## What is expected
All entries must be returned precisely as they appear.

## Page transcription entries
# # # #

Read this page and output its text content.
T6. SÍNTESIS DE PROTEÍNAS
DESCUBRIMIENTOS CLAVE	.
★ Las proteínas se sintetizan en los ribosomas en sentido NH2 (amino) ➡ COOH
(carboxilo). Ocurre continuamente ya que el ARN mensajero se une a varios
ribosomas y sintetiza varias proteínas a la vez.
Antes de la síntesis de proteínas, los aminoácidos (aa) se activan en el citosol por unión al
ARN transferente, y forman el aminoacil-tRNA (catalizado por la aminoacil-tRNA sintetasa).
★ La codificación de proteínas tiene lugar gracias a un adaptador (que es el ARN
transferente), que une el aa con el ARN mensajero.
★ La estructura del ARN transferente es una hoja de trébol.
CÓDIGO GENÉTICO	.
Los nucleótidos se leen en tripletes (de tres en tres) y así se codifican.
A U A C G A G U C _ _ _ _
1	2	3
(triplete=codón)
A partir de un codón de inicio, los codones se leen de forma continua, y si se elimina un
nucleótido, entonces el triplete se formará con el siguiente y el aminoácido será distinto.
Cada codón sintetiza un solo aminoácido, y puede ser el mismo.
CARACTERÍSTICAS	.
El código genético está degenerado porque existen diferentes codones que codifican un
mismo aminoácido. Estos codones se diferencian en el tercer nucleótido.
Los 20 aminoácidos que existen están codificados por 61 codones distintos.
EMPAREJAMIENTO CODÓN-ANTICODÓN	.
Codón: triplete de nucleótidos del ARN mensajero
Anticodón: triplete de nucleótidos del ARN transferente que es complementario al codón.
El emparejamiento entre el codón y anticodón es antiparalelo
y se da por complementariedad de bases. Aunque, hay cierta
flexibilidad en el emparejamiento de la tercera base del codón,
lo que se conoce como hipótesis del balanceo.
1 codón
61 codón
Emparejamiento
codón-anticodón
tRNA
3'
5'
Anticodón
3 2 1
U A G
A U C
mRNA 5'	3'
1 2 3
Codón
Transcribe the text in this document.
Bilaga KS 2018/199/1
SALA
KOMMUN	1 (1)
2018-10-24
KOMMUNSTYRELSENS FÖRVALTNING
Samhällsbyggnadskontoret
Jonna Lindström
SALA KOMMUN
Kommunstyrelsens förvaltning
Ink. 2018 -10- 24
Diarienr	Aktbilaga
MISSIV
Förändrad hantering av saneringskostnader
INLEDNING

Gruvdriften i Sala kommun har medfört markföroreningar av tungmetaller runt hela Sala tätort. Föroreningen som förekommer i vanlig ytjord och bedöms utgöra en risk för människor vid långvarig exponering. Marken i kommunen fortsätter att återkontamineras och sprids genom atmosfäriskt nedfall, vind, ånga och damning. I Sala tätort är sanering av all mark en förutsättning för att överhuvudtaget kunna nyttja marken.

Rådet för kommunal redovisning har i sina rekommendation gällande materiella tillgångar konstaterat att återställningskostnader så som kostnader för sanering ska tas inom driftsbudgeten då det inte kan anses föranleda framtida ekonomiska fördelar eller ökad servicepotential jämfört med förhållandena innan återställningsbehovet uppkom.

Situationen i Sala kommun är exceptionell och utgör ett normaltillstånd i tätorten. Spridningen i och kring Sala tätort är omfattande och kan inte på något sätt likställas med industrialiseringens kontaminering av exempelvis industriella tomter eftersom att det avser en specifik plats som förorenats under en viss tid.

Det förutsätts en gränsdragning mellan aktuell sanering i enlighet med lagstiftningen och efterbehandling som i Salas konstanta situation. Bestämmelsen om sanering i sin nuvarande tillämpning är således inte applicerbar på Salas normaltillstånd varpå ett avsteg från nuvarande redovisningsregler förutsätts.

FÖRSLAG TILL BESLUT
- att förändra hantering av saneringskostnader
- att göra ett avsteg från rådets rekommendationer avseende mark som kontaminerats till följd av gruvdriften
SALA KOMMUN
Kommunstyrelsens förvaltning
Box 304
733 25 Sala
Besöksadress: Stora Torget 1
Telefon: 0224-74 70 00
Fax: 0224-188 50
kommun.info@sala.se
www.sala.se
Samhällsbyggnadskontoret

# # # #

## The answer
Read this page and output its text content.
T6. SÍNTESIS DE PROTEÍNAS
DESCUBRIMIENTOS CLAVE	.
★ Las proteínas se sintetizan en los ribosomas en sentido NH2 (amino) ➡ COOH
(carboxilo). Ocurre continuamente ya que el ARN mensajero se une a varios
ribosomas y sintetiza varias proteínas a la vez.
Antes de la síntesis de proteínas, los aminoácidos (aa) se activan en el citosol por unión al
ARN transferente, y forman el aminoacil-tRNA (catalizado por la aminoacil-tRNA sintetasa).
★ La codificación de proteínas tiene lugar gracias a un adaptador (que es el ARN
transferente), que une el aa con el ARN mensajero.
★ La estructura del ARN transferente es una hoja de trébol.
CÓDIGO GENÉTICO	.
Los nucleótidos se leen en tripletes (de tres en tres) y así se codifican.
A U A C G A G U C _ _ _ _
1	2	3
(triplete=codón)
A partir de un codón de inicio, los codones se leen de forma continua, y si se elimina un
nucleótido, entonces el triplete se formará con el siguiente y el aminoácido será distinto.
Cada codón sintetiza un solo aminoácido, y puede ser el mismo.
CARACTERÍSTICAS	.
El código genético está degenerado porque existen diferentes codones que codifican un
mismo aminoácido. Estos codones se diferencian en el tercer nucleótido.
Los 20 aminoácidos que existen están codificados por 61 codones distintos.
EMPAREJAMIENTO CODÓN-ANTICODÓN	.
Codón: triplete de nucleótidos del ARN mensajero
Anticodón: triplete de nucleótidos del ARN transferente que es complementario al codón.
El emparejamiento entre el codón y anticodón es antiparalelo
y se da por complementariedad de bases. Aunque, hay cierta
flexibilidad en el emparejamiento de la tercera base del codón,
lo que se conoce como hipótesis del balanceo.
1 codón
61 codón
Emparejamiento
codón-anticodón
tRNA
3'
5'
Anticodón
3 2 1
U A G
A U C
mRNA 5'	3'
1 2 3
Codón
Transcribe the text in this document.
Bilaga KS 2018/199/1
SALA
KOMMUN	1 (1)
2018-10-24
KOMMUNSTYRELSENS FÖRVALTNING
Samhällsbyggnadskontoret
Jonna Lindström
SALA KOMMUN
Kommunstyrelsens förvaltning
Ink. 2018 -10- 24
Diarienr	Aktbilaga
MISSIV
Förändrad hantering av saneringskostnader
INLEDNING

Gruvdriften i Sala kommun har medfört markföroreningar av tungmetaller runt hela Sala tätort. Föroreningen som förekommer i vanlig ytjord och bedöms utgöra en risk för människor vid långvarig exponering. Marken i kommunen fortsätter att återkontamineras och sprids genom atmosfäriskt nedfall, vind, ånga och damning. I Sala tätort är sanering av all mark en förutsättning för att överhuvudtaget kunna nyttja marken.

Rådet för kommunal redovisning har i sina rekommendation gällande materiella tillgångar konstaterat att återställningskostnader så som kostnader för sanering ska tas inom driftsbudgeten då det inte kan anses föranleda framtida ekonomiska fördelar eller ökad servicepotential jämfört med förhållandena innan återställningsbehovet uppkom.

Situationen i Sala kommun är exceptionell och utgör ett normaltillstånd i tätorten. Spridningen i och kring Sala tätort är omfattande och kan inte på något sätt likställas med industrialiseringens kontaminering av exempelvis industriella tomter eftersom att det avser en specifik plats som förorenats under en viss tid.

Det förutsätts en gränsdragning mellan aktuell sanering i enlighet med lagstiftningen och efterbehandling som i Salas konstanta situation. Bestämmelsen om sanering i sin nuvarande tillämpning är således inte applicerbar på Salas normaltillstånd varpå ett avsteg från nuvarande redovisningsregler förutsätts.

FÖRSLAG TILL BESLUT
- att förändra hantering av saneringskostnader
- att göra ett avsteg från rådets rekommendationer avseende mark som kontaminerats till följd av gruvdriften
SALA KOMMUN
Kommunstyrelsens förvaltning
Box 304
733 25 Sala
Besöksadress: Stora Torget 1
Telefon: 0224-74 70 00
Fax: 0224-188 50
kommun.info@sala.se
www.sala.se
Samhällsbyggnadskontoret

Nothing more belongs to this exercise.